(Task to carry out): Transcribe all the entries word for word, skipping the pictures.

Dataset entries:
^^^^^^^^^^^^^^^^

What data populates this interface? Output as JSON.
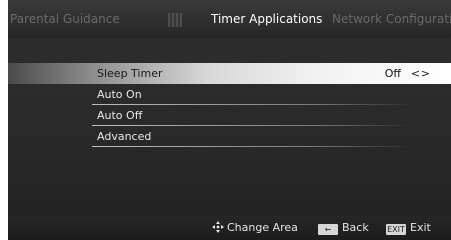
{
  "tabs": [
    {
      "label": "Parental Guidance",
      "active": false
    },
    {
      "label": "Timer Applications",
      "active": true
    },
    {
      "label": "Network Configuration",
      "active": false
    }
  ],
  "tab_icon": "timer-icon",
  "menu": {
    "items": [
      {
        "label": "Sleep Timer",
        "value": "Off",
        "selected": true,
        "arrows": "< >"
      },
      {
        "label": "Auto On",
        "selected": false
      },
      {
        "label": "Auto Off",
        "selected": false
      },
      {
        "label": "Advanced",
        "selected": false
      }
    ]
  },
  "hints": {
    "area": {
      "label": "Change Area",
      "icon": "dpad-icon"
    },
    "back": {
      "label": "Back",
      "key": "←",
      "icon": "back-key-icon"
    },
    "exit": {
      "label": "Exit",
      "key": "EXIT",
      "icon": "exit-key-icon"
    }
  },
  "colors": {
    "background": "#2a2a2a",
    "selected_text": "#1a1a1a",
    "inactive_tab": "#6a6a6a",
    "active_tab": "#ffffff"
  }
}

^^^^^^^^^^^^^^^^

(Written response):
What data populates this interface? Output as JSON.
{
  "tabs": [
    {
      "label": "Parental Guidance",
      "active": false
    },
    {
      "label": "Timer Applications",
      "active": true
    },
    {
      "label": "Network Configuration",
      "active": false
    }
  ],
  "tab_icon": "timer-icon",
  "menu": {
    "items": [
      {
        "label": "Sleep Timer",
        "value": "Off",
        "selected": true,
        "arrows": "< >"
      },
      {
        "label": "Auto On",
        "selected": false
      },
      {
        "label": "Auto Off",
        "selected": false
      },
      {
        "label": "Advanced",
        "selected": false
      }
    ]
  },
  "hints": {
    "area": {
      "label": "Change Area",
      "icon": "dpad-icon"
    },
    "back": {
      "label": "Back",
      "key": "←",
      "icon": "back-key-icon"
    },
    "exit": {
      "label": "Exit",
      "key": "EXIT",
      "icon": "exit-key-icon"
    }
  },
  "colors": {
    "background": "#2a2a2a",
    "selected_text": "#1a1a1a",
    "inactive_tab": "#6a6a6a",
    "active_tab": "#ffffff"
  }
}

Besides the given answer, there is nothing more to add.